Written task:
Using the listing below, please gather every line containing the word "mute".

[Begin Data shown]

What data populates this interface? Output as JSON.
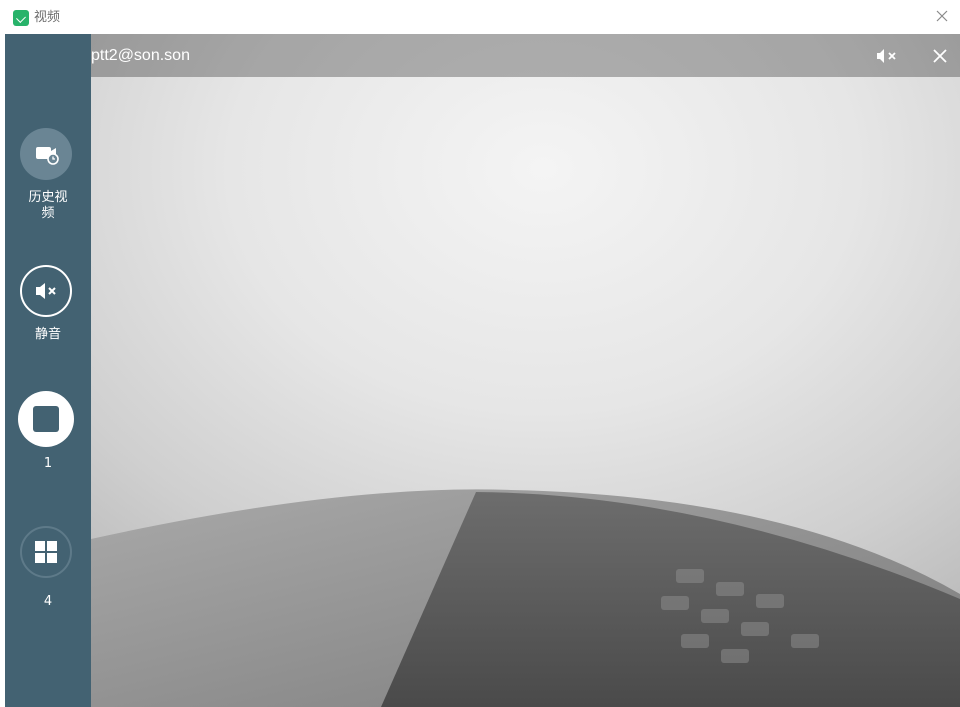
{
  "window": {
    "title": "视频",
    "icons": {
      "app": "video-app-icon",
      "close": "close-icon"
    }
  },
  "sidebar": {
    "history": {
      "label": "历史视频",
      "icon": "video-history-icon"
    },
    "mute": {
      "label": "静音",
      "icon": "mute-icon"
    },
    "layout_single": {
      "label": "1",
      "icon": "single-view-icon",
      "selected": true
    },
    "layout_quad": {
      "label": "4",
      "icon": "quad-view-icon"
    }
  },
  "video": {
    "caller": "ptt2@son.son",
    "icons": {
      "mute": "speaker-mute-icon",
      "close": "close-icon"
    }
  },
  "colors": {
    "sidebar": "#436272",
    "accent": "#27b36a"
  }
}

[End Data shown]

Solution:
    "mute": {
      "icon": "mute-icon"
      "mute": "speaker-mute-icon",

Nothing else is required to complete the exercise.